What the task asks:
Will you give every entry again exactly as it stands?

Input records:
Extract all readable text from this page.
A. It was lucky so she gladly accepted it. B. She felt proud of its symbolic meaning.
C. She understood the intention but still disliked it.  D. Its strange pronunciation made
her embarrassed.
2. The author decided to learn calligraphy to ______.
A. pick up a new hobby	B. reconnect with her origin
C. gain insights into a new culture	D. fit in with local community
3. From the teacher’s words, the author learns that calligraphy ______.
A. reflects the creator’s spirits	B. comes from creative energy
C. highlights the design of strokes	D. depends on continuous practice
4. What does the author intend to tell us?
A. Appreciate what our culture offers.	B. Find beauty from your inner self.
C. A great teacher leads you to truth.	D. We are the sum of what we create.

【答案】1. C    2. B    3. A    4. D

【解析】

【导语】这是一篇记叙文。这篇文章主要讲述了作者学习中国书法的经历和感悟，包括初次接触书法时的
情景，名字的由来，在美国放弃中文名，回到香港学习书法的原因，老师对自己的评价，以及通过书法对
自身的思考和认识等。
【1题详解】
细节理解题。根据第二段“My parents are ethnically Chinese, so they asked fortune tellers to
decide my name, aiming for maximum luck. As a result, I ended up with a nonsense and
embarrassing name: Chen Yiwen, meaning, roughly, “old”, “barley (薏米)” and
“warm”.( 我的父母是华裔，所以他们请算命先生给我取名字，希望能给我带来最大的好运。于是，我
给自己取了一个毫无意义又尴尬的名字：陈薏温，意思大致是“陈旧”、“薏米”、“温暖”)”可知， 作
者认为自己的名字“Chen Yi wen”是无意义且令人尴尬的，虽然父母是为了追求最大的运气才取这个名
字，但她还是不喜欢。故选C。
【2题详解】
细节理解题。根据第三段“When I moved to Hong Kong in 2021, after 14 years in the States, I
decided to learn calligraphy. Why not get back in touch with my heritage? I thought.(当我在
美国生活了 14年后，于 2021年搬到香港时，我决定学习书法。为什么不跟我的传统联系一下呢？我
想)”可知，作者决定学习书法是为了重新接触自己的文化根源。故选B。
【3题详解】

Problem solution:
Extract all readable text from this page.
A. It was lucky so she gladly accepted it. B. She felt proud of its symbolic meaning.
C. She understood the intention but still disliked it.  D. Its strange pronunciation made
her embarrassed.
2. The author decided to learn calligraphy to ______.
A. pick up a new hobby	B. reconnect with her origin
C. gain insights into a new culture	D. fit in with local community
3. From the teacher’s words, the author learns that calligraphy ______.
A. reflects the creator’s spirits	B. comes from creative energy
C. highlights the design of strokes	D. depends on continuous practice
4. What does the author intend to tell us?
A. Appreciate what our culture offers.	B. Find beauty from your inner self.
C. A great teacher leads you to truth.	D. We are the sum of what we create.

【答案】1. C    2. B    3. A    4. D

【解析】

【导语】这是一篇记叙文。这篇文章主要讲述了作者学习中国书法的经历和感悟，包括初次接触书法时的
情景，名字的由来，在美国放弃中文名，回到香港学习书法的原因，老师对自己的评价，以及通过书法对
自身的思考和认识等。
【1题详解】
细节理解题。根据第二段“My parents are ethnically Chinese, so they asked fortune tellers to
decide my name, aiming for maximum luck. As a result, I ended up with a nonsense and
embarrassing name: Chen Yiwen, meaning, roughly, “old”, “barley (薏米)” and
“warm”.( 我的父母是华裔，所以他们请算命先生给我取名字，希望能给我带来最大的好运。于是，我
给自己取了一个毫无意义又尴尬的名字：陈薏温，意思大致是“陈旧”、“薏米”、“温暖”)”可知， 作
者认为自己的名字“Chen Yi wen”是无意义且令人尴尬的，虽然父母是为了追求最大的运气才取这个名
字，但她还是不喜欢。故选C。
【2题详解】
细节理解题。根据第三段“When I moved to Hong Kong in 2021, after 14 years in the States, I
decided to learn calligraphy. Why not get back in touch with my heritage? I thought.(当我在
美国生活了 14年后，于 2021年搬到香港时，我决定学习书法。为什么不跟我的传统联系一下呢？我
想)”可知，作者决定学习书法是为了重新接触自己的文化根源。故选B。
【3题详解】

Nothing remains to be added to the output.